** begin **
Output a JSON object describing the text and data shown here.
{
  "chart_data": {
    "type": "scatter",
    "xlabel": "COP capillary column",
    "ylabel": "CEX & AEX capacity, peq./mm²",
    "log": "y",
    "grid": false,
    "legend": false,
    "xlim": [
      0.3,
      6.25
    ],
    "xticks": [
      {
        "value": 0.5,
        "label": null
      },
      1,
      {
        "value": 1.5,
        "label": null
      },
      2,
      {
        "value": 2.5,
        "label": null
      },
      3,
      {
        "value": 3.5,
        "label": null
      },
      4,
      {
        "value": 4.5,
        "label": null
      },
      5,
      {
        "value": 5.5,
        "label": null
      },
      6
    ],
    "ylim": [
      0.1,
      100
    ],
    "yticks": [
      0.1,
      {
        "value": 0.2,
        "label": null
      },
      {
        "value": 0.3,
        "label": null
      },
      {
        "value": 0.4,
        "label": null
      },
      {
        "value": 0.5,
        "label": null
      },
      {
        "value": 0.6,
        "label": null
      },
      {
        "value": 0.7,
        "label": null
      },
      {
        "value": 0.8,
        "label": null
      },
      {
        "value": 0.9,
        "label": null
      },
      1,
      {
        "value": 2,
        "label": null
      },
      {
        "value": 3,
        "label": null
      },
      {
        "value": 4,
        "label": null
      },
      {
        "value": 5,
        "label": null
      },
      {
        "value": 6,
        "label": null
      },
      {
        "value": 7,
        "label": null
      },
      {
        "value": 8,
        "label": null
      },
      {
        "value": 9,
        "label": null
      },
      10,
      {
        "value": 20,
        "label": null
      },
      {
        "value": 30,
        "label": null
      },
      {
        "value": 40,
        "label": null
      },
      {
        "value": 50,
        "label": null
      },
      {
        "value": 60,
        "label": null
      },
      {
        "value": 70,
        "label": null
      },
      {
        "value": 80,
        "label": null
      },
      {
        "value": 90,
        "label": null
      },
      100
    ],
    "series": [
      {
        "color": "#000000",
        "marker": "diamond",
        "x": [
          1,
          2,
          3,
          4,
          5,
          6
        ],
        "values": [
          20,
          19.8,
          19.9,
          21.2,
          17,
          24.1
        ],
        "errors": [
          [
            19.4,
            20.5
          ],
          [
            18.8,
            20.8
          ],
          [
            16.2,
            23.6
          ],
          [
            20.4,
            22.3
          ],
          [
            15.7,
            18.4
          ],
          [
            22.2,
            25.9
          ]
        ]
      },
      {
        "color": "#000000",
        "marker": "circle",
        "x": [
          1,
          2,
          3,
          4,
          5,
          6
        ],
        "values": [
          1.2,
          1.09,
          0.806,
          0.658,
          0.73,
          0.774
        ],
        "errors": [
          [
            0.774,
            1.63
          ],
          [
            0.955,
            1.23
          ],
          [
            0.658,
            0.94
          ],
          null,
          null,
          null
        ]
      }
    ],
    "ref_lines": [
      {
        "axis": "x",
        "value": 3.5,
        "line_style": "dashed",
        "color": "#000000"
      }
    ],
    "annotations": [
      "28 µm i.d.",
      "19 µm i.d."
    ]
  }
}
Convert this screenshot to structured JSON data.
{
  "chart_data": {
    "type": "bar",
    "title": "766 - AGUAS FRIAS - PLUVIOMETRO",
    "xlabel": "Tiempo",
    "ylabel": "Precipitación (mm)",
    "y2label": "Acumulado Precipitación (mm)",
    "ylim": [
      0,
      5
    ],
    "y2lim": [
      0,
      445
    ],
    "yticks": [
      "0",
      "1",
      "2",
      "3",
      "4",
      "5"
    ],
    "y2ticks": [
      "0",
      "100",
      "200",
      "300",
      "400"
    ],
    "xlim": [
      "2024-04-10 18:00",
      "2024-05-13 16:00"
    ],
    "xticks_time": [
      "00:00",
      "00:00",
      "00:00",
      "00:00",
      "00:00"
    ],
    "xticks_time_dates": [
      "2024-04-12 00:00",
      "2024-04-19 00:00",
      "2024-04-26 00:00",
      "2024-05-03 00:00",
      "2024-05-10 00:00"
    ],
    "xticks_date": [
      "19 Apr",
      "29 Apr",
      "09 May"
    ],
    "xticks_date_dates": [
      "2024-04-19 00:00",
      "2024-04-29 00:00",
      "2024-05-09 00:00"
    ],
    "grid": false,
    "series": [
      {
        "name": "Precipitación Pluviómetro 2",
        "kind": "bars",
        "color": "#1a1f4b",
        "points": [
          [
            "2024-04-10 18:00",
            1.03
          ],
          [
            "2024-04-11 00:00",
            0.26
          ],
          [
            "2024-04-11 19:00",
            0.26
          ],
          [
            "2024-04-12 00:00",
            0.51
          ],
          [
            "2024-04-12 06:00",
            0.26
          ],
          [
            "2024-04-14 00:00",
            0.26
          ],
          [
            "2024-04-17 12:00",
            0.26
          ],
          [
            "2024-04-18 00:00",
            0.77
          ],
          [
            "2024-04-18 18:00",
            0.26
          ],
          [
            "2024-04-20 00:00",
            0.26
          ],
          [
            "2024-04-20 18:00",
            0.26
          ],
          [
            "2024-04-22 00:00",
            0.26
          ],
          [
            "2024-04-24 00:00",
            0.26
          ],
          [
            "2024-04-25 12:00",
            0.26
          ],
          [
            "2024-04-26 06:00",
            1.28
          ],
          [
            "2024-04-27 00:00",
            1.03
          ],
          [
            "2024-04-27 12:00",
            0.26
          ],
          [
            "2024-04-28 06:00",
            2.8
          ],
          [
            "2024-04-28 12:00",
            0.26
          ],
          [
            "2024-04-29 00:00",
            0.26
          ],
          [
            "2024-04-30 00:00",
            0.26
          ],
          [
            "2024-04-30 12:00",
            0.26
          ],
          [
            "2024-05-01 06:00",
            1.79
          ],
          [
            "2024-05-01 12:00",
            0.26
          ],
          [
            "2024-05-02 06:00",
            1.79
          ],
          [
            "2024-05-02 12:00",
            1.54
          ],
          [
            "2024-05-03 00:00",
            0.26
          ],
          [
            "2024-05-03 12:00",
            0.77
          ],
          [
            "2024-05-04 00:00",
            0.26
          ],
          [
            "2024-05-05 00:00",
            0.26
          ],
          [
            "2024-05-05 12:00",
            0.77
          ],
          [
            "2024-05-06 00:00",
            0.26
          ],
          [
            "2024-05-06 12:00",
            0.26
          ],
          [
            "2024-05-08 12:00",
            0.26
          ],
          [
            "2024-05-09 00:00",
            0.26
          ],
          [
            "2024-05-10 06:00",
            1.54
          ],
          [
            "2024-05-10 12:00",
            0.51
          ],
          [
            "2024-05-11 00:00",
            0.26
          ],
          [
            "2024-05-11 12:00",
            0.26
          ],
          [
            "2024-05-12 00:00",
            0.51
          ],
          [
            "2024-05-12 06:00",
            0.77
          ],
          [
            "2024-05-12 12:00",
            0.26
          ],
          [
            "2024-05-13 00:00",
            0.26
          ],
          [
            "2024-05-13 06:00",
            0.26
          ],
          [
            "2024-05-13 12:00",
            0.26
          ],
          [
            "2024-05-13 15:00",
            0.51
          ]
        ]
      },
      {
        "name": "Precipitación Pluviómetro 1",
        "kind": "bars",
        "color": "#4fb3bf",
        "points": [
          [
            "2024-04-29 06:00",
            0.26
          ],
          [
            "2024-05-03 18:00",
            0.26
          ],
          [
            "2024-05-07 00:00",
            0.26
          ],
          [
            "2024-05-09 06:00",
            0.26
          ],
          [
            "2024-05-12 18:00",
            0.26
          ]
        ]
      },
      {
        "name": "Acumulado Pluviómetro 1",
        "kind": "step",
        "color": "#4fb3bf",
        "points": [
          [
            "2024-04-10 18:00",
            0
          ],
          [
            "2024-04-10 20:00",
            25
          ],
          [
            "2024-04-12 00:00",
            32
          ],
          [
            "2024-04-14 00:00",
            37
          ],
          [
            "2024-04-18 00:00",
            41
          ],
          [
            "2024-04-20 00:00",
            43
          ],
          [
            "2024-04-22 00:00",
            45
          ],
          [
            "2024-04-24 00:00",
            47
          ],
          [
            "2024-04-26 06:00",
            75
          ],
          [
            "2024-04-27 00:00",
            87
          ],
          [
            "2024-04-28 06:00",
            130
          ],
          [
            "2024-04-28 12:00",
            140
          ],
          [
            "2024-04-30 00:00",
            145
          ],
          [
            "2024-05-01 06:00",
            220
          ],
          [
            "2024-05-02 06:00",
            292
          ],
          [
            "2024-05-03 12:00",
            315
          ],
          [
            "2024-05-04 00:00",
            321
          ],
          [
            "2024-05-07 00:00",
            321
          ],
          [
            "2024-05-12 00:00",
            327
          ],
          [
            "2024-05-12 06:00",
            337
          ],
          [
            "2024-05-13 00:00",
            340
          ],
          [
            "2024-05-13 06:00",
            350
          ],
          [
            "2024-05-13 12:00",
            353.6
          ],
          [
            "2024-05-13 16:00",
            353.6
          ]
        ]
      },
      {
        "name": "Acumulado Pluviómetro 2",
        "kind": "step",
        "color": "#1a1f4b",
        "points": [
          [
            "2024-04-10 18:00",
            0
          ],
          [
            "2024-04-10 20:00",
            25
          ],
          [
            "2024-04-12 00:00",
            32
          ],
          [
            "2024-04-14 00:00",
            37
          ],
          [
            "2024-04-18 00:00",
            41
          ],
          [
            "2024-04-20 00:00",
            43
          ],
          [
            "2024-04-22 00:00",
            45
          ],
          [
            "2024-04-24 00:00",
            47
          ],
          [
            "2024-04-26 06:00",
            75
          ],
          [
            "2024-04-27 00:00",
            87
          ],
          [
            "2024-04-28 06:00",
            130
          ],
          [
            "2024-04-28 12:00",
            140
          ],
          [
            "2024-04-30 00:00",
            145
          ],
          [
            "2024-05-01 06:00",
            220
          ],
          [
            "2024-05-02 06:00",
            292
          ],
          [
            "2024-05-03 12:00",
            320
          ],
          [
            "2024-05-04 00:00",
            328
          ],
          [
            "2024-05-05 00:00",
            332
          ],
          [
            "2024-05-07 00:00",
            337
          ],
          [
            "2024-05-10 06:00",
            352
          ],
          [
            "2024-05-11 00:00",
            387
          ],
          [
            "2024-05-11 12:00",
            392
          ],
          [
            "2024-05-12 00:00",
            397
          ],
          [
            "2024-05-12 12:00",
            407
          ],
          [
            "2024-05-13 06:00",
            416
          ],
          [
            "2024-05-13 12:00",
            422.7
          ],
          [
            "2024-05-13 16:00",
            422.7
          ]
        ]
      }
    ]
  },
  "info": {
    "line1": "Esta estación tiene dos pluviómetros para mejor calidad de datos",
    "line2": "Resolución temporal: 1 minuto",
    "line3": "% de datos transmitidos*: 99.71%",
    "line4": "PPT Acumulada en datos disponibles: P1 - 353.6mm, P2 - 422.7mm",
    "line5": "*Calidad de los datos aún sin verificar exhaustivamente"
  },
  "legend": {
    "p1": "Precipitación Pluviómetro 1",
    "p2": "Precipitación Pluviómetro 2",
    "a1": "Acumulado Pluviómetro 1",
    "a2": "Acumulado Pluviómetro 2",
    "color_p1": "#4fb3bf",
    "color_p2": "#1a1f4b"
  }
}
** end **
Task - Of the lines in the records, how many contain the word "Precipitación"? Answer with the number and nothing else.

Written response - 6